[Begin Information shown]
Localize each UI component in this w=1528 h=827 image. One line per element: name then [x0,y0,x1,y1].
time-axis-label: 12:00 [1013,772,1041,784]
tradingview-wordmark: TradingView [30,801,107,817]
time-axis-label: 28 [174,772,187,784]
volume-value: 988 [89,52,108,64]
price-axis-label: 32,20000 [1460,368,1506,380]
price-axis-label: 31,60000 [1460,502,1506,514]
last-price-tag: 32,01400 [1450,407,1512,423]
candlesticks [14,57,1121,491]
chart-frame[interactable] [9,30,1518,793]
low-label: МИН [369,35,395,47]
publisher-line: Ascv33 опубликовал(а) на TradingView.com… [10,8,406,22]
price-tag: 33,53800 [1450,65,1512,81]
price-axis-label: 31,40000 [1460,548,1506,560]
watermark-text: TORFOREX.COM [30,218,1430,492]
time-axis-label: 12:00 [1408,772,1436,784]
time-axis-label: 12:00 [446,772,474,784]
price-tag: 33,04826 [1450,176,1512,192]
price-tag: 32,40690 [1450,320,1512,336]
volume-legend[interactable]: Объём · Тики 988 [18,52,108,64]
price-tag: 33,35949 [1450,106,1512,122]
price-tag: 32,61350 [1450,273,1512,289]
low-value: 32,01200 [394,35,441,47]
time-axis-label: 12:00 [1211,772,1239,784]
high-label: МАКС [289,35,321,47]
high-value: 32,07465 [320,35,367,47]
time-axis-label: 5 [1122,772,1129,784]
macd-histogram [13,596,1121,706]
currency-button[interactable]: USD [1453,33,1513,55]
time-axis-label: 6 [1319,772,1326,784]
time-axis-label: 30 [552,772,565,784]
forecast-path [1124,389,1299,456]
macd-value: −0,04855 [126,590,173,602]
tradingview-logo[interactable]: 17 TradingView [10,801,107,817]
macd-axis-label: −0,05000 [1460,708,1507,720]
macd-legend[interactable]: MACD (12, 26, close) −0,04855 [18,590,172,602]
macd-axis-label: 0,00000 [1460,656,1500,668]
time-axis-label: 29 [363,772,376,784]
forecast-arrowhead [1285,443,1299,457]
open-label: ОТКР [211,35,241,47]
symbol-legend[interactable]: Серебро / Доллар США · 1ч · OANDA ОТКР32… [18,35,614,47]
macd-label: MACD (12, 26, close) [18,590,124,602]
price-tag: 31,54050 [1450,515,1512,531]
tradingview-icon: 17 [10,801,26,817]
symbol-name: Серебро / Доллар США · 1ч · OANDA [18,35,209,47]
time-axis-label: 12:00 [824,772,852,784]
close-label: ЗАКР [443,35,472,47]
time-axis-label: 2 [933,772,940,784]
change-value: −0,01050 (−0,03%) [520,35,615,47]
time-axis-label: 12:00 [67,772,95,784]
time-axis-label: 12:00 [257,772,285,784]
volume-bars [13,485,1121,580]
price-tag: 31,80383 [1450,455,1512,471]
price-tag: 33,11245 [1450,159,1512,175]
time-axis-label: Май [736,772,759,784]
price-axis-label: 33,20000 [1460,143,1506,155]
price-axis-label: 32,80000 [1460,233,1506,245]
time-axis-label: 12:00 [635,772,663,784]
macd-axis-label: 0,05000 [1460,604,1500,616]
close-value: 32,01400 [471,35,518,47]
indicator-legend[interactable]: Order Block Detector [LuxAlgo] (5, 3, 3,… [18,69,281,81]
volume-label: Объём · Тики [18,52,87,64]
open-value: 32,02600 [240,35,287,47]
[End Information shown]
## Work to complete
Please rewrite everything from the start of the data down to the line containing "tradingview-logo[interactable]: 17 TradingView", changing "price-tag" to "price-label" and leaving the rest unchanged. Return only those lines.

## Answer to the exercise
Localize each UI component in this w=1528 h=827 image. One line per element: name then [x0,y0,x1,y1].
time-axis-label: 12:00 [1013,772,1041,784]
tradingview-wordmark: TradingView [30,801,107,817]
time-axis-label: 28 [174,772,187,784]
volume-value: 988 [89,52,108,64]
price-axis-label: 32,20000 [1460,368,1506,380]
price-axis-label: 31,60000 [1460,502,1506,514]
last-price-label: 32,01400 [1450,407,1512,423]
candlesticks [14,57,1121,491]
chart-frame[interactable] [9,30,1518,793]
low-label: МИН [369,35,395,47]
publisher-line: Ascv33 опубликовал(а) на TradingView.com… [10,8,406,22]
price-label: 33,53800 [1450,65,1512,81]
price-axis-label: 31,40000 [1460,548,1506,560]
watermark-text: TORFOREX.COM [30,218,1430,492]
time-axis-label: 12:00 [1408,772,1436,784]
time-axis-label: 12:00 [446,772,474,784]
price-label: 33,04826 [1450,176,1512,192]
price-label: 32,40690 [1450,320,1512,336]
volume-legend[interactable]: Объём · Тики 988 [18,52,108,64]
price-label: 33,35949 [1450,106,1512,122]
price-label: 32,61350 [1450,273,1512,289]
low-value: 32,01200 [394,35,441,47]
time-axis-label: 12:00 [1211,772,1239,784]
high-label: МАКС [289,35,321,47]
high-value: 32,07465 [320,35,367,47]
time-axis-label: 5 [1122,772,1129,784]
macd-histogram [13,596,1121,706]
currency-button[interactable]: USD [1453,33,1513,55]
time-axis-label: 6 [1319,772,1326,784]
time-axis-label: 30 [552,772,565,784]
forecast-path [1124,389,1299,456]
macd-value: −0,04855 [126,590,173,602]
tradingview-logo[interactable]: 17 TradingView [10,801,107,817]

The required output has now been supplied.